Update the records from the start through the line containing "doc-line: 4、扎巴镇：扎四村的化隆湾草滩养殖专业合作社，围墙倒塌 —", replacing each "doc-line" with "document-line" and leaving everything else unchanged. Give only those lines.

--- Begin ---

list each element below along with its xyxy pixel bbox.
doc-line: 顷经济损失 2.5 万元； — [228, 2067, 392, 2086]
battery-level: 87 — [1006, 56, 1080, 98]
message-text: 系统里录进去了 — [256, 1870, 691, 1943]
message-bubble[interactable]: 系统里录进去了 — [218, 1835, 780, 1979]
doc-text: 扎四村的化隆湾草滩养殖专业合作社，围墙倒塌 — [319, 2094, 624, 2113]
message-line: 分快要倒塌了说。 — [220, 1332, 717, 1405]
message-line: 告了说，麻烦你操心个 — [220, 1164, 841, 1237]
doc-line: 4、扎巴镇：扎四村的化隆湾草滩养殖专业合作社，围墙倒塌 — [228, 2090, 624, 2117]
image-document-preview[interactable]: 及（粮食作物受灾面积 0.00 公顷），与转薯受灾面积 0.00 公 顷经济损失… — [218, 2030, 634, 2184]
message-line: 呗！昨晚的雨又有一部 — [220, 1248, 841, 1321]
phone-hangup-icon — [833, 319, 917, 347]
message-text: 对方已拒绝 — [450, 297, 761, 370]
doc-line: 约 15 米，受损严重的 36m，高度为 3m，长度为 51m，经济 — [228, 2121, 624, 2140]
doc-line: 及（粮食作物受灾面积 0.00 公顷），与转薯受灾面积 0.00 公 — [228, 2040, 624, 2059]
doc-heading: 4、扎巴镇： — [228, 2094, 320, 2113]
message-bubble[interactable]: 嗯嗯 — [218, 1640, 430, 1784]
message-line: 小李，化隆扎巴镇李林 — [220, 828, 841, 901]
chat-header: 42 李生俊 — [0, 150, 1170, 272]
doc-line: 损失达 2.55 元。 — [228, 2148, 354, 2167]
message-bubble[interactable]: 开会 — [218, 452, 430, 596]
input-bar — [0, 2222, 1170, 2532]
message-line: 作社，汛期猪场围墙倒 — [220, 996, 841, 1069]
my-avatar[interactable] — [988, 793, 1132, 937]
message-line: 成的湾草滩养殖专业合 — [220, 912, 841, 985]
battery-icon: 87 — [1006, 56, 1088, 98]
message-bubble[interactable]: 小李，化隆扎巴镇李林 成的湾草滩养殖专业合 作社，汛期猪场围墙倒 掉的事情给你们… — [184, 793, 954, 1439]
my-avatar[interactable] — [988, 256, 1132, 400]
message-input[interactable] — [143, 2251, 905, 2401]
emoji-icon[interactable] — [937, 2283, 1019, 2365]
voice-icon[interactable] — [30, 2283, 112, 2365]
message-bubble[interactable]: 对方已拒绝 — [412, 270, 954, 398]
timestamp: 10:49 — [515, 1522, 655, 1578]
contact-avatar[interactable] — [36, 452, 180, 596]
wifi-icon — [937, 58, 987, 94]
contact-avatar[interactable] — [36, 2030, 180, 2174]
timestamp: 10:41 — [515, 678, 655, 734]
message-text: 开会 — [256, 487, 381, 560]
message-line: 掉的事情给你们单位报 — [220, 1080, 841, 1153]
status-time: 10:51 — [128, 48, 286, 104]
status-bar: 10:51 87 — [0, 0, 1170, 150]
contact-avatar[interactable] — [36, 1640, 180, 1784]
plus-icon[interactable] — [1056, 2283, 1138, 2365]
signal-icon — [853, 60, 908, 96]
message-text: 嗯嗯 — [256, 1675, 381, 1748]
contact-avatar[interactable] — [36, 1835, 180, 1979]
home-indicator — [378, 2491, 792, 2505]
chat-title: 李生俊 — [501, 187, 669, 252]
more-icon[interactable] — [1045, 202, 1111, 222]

--- End ---

### RESPONSE TO THIS EXERCISE
list each element below along with its xyxy pixel bbox.
document-line: 顷经济损失 2.5 万元； — [228, 2067, 392, 2086]
battery-level: 87 — [1006, 56, 1080, 98]
message-text: 系统里录进去了 — [256, 1870, 691, 1943]
message-bubble[interactable]: 系统里录进去了 — [218, 1835, 780, 1979]
doc-text: 扎四村的化隆湾草滩养殖专业合作社，围墙倒塌 — [319, 2094, 624, 2113]
message-line: 分快要倒塌了说。 — [220, 1332, 717, 1405]
message-line: 告了说，麻烦你操心个 — [220, 1164, 841, 1237]
document-line: 4、扎巴镇：扎四村的化隆湾草滩养殖专业合作社，围墙倒塌 — [228, 2090, 624, 2117]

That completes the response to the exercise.